Data section –

-- BEGIN --

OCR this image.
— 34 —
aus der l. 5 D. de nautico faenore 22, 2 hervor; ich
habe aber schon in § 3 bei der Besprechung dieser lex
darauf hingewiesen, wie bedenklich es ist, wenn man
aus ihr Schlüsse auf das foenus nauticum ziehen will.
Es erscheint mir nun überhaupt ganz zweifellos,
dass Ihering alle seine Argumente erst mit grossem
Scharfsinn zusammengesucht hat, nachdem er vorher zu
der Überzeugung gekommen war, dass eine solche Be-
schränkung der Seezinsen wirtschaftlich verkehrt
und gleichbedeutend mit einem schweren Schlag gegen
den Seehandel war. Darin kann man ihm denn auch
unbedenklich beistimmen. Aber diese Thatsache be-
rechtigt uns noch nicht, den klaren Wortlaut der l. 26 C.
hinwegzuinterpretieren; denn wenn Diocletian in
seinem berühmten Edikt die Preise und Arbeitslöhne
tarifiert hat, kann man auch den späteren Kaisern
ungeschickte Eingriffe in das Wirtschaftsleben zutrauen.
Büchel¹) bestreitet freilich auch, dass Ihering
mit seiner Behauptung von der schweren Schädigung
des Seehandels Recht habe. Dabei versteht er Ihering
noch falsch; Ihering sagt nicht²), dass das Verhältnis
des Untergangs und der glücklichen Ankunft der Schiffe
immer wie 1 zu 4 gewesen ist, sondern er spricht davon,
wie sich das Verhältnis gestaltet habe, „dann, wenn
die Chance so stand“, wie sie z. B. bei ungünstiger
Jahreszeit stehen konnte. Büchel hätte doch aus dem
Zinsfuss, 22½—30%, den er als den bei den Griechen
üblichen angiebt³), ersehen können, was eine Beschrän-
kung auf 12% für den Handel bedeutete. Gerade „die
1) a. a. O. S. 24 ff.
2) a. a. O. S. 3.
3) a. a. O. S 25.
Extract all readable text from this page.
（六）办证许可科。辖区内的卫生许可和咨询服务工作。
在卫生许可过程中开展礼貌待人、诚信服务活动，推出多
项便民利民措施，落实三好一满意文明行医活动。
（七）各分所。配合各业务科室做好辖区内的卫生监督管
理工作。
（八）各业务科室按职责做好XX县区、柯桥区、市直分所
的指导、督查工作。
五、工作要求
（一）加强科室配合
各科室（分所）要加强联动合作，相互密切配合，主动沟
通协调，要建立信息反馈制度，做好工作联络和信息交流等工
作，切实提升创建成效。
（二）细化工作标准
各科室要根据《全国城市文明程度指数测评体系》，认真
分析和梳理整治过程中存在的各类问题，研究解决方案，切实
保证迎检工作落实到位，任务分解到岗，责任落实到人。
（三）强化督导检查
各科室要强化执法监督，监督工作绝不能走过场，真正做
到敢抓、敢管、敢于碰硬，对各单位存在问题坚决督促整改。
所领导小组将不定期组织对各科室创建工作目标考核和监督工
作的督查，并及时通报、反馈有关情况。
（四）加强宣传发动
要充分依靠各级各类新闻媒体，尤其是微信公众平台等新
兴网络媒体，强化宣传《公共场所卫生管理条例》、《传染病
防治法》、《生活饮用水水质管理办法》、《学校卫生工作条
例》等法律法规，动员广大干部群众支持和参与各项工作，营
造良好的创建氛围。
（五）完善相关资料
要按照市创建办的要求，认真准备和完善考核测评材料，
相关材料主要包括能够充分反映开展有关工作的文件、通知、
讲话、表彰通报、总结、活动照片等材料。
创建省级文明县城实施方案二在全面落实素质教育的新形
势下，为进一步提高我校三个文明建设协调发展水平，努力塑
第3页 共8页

-- END --

Exercise instructions –
Your task is to output all of the data above word for word.

Response below –
OCR this image.
— 34 —
aus der l. 5 D. de nautico faenore 22, 2 hervor; ich
habe aber schon in § 3 bei der Besprechung dieser lex
darauf hingewiesen, wie bedenklich es ist, wenn man
aus ihr Schlüsse auf das foenus nauticum ziehen will.
Es erscheint mir nun überhaupt ganz zweifellos,
dass Ihering alle seine Argumente erst mit grossem
Scharfsinn zusammengesucht hat, nachdem er vorher zu
der Überzeugung gekommen war, dass eine solche Be-
schränkung der Seezinsen wirtschaftlich verkehrt
und gleichbedeutend mit einem schweren Schlag gegen
den Seehandel war. Darin kann man ihm denn auch
unbedenklich beistimmen. Aber diese Thatsache be-
rechtigt uns noch nicht, den klaren Wortlaut der l. 26 C.
hinwegzuinterpretieren; denn wenn Diocletian in
seinem berühmten Edikt die Preise und Arbeitslöhne
tarifiert hat, kann man auch den späteren Kaisern
ungeschickte Eingriffe in das Wirtschaftsleben zutrauen.
Büchel¹) bestreitet freilich auch, dass Ihering
mit seiner Behauptung von der schweren Schädigung
des Seehandels Recht habe. Dabei versteht er Ihering
noch falsch; Ihering sagt nicht²), dass das Verhältnis
des Untergangs und der glücklichen Ankunft der Schiffe
immer wie 1 zu 4 gewesen ist, sondern er spricht davon,
wie sich das Verhältnis gestaltet habe, „dann, wenn
die Chance so stand“, wie sie z. B. bei ungünstiger
Jahreszeit stehen konnte. Büchel hätte doch aus dem
Zinsfuss, 22½—30%, den er als den bei den Griechen
üblichen angiebt³), ersehen können, was eine Beschrän-
kung auf 12% für den Handel bedeutete. Gerade „die
1) a. a. O. S. 24 ff.
2) a. a. O. S. 3.
3) a. a. O. S 25.
Extract all readable text from this page.
（六）办证许可科。辖区内的卫生许可和咨询服务工作。
在卫生许可过程中开展礼貌待人、诚信服务活动，推出多
项便民利民措施，落实三好一满意文明行医活动。
（七）各分所。配合各业务科室做好辖区内的卫生监督管
理工作。
（八）各业务科室按职责做好XX县区、柯桥区、市直分所
的指导、督查工作。
五、工作要求
（一）加强科室配合
各科室（分所）要加强联动合作，相互密切配合，主动沟
通协调，要建立信息反馈制度，做好工作联络和信息交流等工
作，切实提升创建成效。
（二）细化工作标准
各科室要根据《全国城市文明程度指数测评体系》，认真
分析和梳理整治过程中存在的各类问题，研究解决方案，切实
保证迎检工作落实到位，任务分解到岗，责任落实到人。
（三）强化督导检查
各科室要强化执法监督，监督工作绝不能走过场，真正做
到敢抓、敢管、敢于碰硬，对各单位存在问题坚决督促整改。
所领导小组将不定期组织对各科室创建工作目标考核和监督工
作的督查，并及时通报、反馈有关情况。
（四）加强宣传发动
要充分依靠各级各类新闻媒体，尤其是微信公众平台等新
兴网络媒体，强化宣传《公共场所卫生管理条例》、《传染病
防治法》、《生活饮用水水质管理办法》、《学校卫生工作条
例》等法律法规，动员广大干部群众支持和参与各项工作，营
造良好的创建氛围。
（五）完善相关资料
要按照市创建办的要求，认真准备和完善考核测评材料，
相关材料主要包括能够充分反映开展有关工作的文件、通知、
讲话、表彰通报、总结、活动照片等材料。
创建省级文明县城实施方案二在全面落实素质教育的新形
势下，为进一步提高我校三个文明建设协调发展水平，努力塑
第3页 共8页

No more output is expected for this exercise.